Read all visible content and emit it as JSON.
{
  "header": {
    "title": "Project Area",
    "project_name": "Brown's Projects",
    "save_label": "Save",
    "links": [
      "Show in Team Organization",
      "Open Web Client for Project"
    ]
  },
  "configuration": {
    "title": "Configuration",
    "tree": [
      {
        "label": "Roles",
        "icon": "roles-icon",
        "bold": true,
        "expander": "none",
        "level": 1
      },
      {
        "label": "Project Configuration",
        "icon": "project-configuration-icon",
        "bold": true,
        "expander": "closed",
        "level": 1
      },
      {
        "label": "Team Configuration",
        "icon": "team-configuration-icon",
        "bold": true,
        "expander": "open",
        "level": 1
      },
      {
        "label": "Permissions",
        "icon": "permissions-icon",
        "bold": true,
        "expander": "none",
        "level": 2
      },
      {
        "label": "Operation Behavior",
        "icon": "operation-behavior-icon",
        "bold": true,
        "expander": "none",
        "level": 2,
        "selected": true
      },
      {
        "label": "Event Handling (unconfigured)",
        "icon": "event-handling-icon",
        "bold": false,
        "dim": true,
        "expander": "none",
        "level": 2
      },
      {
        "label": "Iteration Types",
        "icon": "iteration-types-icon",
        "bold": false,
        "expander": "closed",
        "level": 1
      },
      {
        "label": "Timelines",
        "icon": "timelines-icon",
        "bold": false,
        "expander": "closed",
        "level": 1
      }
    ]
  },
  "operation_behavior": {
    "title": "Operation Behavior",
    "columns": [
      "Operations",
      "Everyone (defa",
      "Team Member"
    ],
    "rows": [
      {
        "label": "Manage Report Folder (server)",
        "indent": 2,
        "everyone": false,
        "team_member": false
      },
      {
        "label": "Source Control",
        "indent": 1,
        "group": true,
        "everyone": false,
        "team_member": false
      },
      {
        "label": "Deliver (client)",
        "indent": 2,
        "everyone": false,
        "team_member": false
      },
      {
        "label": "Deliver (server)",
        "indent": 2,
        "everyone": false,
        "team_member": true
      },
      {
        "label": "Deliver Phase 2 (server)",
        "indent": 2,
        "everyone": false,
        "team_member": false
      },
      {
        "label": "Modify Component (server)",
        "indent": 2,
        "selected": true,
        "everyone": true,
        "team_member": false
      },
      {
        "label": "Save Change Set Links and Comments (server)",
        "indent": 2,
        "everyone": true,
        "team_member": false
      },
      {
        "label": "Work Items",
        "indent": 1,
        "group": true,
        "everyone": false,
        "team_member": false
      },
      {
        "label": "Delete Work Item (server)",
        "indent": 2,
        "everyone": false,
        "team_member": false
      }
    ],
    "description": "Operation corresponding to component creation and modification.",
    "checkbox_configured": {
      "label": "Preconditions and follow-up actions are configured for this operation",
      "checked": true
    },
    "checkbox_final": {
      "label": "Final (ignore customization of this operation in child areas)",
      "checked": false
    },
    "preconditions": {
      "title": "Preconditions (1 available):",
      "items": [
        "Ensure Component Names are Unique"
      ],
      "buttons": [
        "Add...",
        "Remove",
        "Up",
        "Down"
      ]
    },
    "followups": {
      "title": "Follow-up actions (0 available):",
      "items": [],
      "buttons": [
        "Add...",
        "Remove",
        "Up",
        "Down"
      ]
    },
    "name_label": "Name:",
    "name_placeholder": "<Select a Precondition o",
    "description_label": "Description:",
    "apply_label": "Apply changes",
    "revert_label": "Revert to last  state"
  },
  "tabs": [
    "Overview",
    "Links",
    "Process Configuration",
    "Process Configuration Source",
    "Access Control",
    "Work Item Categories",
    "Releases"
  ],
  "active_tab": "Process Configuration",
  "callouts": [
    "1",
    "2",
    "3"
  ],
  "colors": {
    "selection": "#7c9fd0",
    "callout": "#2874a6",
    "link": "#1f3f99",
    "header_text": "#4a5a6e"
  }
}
- - - - - - -
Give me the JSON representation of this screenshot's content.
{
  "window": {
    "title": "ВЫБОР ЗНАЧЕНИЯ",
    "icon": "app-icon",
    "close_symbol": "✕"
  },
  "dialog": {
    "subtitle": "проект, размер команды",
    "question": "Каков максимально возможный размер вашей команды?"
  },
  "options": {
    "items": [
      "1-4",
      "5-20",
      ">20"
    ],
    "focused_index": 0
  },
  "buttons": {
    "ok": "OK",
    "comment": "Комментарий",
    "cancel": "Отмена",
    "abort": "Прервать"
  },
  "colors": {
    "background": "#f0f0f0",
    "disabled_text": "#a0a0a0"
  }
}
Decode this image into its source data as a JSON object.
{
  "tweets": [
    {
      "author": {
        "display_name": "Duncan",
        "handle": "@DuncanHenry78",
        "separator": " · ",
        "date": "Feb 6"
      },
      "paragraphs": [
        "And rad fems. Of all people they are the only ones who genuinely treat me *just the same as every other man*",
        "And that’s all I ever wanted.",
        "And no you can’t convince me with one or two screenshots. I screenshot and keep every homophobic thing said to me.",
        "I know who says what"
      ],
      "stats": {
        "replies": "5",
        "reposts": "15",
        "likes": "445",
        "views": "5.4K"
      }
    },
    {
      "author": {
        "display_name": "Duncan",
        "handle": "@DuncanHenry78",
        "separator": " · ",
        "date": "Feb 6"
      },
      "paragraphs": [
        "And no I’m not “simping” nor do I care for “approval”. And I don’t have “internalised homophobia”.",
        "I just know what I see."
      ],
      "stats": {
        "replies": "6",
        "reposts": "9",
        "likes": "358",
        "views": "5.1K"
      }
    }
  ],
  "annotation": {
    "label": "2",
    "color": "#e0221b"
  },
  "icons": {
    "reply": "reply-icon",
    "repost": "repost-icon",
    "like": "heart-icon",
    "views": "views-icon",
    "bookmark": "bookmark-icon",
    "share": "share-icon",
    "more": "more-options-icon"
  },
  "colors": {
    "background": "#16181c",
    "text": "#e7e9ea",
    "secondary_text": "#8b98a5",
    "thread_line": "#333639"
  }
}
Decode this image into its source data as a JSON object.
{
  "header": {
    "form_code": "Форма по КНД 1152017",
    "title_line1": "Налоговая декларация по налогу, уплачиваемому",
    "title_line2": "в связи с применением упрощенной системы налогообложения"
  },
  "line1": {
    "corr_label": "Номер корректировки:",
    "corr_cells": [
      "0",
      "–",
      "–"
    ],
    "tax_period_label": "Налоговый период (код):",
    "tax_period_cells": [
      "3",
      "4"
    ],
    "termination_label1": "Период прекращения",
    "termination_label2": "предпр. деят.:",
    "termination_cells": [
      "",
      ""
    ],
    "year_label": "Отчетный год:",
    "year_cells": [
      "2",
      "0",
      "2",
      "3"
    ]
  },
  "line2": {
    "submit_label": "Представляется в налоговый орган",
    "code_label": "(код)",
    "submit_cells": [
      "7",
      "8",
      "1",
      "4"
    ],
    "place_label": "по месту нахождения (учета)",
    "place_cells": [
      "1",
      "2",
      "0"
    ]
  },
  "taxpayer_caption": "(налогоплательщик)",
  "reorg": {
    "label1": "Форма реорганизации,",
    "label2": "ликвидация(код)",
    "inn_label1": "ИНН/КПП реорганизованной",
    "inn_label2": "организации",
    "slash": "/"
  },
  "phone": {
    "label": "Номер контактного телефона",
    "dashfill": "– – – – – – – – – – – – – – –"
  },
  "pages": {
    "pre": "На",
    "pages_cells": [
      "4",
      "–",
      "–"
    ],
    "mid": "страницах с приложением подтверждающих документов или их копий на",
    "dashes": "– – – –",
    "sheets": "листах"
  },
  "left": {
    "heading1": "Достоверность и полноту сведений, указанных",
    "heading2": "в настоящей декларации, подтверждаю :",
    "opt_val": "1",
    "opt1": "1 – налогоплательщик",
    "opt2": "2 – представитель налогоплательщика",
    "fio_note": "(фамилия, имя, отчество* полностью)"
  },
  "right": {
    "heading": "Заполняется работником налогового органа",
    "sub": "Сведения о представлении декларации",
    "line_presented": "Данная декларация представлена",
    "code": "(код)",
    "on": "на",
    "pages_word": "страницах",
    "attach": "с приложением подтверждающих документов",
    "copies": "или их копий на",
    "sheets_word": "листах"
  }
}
- - - - - - -
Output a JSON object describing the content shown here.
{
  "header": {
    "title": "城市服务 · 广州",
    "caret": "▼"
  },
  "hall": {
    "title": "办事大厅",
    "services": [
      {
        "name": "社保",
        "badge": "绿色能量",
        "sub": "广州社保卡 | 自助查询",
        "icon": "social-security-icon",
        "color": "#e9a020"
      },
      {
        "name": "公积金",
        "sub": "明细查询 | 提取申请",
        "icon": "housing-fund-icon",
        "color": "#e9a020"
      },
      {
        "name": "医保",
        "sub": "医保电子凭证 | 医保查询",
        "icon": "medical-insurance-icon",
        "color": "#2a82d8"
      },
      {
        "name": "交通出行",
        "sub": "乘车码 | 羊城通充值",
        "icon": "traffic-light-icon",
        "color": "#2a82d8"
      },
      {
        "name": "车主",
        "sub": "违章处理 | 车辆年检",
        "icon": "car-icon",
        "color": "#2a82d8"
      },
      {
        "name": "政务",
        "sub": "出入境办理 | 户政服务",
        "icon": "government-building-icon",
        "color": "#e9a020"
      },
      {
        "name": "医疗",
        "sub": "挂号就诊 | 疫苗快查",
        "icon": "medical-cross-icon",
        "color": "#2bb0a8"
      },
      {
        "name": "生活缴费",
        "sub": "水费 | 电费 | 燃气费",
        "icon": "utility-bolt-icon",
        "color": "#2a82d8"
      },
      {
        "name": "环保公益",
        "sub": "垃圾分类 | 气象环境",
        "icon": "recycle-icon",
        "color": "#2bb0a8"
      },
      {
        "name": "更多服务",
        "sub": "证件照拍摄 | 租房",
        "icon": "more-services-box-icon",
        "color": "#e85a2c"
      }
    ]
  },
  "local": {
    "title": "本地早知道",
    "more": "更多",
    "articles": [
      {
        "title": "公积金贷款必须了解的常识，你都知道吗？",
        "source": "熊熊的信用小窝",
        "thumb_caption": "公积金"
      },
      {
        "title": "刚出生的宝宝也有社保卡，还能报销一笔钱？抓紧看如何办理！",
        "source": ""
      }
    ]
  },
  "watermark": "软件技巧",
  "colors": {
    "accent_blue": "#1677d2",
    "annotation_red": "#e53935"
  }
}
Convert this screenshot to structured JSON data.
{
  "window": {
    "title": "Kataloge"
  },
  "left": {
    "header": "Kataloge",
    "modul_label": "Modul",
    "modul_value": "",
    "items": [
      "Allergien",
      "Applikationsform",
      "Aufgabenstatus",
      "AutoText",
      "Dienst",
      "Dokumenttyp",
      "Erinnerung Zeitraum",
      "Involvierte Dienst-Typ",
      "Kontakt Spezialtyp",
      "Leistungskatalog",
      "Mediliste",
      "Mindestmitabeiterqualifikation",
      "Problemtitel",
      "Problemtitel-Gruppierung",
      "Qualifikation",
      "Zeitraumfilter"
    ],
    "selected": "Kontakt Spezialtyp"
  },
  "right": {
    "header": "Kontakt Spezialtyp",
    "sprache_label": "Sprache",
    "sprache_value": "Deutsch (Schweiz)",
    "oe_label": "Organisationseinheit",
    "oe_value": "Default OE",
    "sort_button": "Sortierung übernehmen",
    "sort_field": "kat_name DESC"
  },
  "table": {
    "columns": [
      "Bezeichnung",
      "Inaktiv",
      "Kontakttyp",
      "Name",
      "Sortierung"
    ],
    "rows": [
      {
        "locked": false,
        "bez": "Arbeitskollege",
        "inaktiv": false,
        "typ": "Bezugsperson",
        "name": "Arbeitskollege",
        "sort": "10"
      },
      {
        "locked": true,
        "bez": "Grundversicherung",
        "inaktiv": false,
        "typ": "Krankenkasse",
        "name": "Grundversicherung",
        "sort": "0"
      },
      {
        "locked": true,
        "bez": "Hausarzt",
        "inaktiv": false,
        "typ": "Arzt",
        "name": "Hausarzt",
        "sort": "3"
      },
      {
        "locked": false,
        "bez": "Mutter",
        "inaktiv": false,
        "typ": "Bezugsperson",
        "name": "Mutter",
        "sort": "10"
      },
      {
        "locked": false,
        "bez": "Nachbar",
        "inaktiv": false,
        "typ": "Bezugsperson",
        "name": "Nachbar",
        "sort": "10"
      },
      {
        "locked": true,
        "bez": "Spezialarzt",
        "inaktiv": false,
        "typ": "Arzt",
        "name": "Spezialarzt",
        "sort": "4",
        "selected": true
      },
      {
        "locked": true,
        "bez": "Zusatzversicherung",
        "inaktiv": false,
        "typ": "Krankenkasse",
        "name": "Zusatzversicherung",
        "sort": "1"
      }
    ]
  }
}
- - - - - - -
Brief:
Lines that include the word "декларации" are to be extracted from the data above.

Task result:
    "heading2": "в настоящей декларации, подтверждаю :",
    "sub": "Сведения о представлении декларации",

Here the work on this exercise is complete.